**Written exercise**
Return the lines beginning at the one that contains "Read all visible" and continuing to the end of the entries, including both ends, exactly as written and nothing else.

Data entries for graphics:
########
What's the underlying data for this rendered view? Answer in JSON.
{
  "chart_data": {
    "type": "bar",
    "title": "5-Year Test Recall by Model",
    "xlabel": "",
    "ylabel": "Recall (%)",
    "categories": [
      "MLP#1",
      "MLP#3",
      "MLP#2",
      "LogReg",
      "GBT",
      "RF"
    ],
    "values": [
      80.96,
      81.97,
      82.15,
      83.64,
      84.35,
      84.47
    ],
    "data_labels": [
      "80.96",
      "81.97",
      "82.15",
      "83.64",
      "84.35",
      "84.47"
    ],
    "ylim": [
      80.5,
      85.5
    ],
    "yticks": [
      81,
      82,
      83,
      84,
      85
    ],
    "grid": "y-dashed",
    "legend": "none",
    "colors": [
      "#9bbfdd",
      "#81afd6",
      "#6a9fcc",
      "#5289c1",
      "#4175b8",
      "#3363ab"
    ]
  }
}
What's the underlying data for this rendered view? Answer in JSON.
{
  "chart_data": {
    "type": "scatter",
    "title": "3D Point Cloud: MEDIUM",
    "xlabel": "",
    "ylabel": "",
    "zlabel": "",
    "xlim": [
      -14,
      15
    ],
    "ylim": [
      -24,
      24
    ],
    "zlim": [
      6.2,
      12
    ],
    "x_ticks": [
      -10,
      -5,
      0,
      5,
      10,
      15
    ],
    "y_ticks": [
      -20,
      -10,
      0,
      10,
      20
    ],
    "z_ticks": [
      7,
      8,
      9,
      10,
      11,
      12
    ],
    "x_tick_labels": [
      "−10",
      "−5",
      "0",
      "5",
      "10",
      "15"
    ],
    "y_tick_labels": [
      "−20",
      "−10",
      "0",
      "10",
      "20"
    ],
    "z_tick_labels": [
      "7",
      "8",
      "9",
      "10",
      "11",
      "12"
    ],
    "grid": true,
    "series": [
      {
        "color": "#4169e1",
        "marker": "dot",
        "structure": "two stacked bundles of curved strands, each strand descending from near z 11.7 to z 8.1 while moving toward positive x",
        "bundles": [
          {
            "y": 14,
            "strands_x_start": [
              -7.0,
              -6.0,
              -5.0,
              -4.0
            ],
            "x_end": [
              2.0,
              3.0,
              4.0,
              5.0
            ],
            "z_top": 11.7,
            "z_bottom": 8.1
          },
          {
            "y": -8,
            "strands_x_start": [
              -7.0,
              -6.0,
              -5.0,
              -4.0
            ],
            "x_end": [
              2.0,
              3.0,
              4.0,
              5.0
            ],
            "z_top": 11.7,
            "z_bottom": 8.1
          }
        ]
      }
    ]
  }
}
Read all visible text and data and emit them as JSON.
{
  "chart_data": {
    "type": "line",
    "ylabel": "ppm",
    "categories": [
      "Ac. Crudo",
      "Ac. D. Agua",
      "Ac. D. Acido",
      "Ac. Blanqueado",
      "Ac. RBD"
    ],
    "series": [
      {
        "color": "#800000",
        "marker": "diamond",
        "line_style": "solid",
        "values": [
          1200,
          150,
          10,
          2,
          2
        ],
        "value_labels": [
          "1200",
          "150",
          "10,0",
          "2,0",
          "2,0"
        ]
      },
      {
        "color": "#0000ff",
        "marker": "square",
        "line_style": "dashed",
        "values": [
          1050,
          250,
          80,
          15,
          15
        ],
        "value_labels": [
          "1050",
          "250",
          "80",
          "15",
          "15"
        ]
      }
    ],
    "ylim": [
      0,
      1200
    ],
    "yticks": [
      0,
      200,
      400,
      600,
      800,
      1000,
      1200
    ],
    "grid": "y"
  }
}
########
**Response to the exercise**
Read all visible text and data and emit them as JSON.
{
  "chart_data": {
    "type": "line",
    "ylabel": "ppm",
    "categories": [
      "Ac. Crudo",
      "Ac. D. Agua",
      "Ac. D. Acido",
      "Ac. Blanqueado",
      "Ac. RBD"
    ],
    "series": [
      {
        "color": "#800000",
        "marker": "diamond",
        "line_style": "solid",
        "values": [
          1200,
          150,
          10,
          2,
          2
        ],
        "value_labels": [
          "1200",
          "150",
          "10,0",
          "2,0",
          "2,0"
        ]
      },
      {
        "color": "#0000ff",
        "marker": "square",
        "line_style": "dashed",
        "values": [
          1050,
          250,
          80,
          15,
          15
        ],
        "value_labels": [
          "1050",
          "250",
          "80",
          "15",
          "15"
        ]
      }
    ],
    "ylim": [
      0,
      1200
    ],
    "yticks": [
      0,
      200,
      400,
      600,
      800,
      1000,
      1200
    ],
    "grid": "y"
  }
}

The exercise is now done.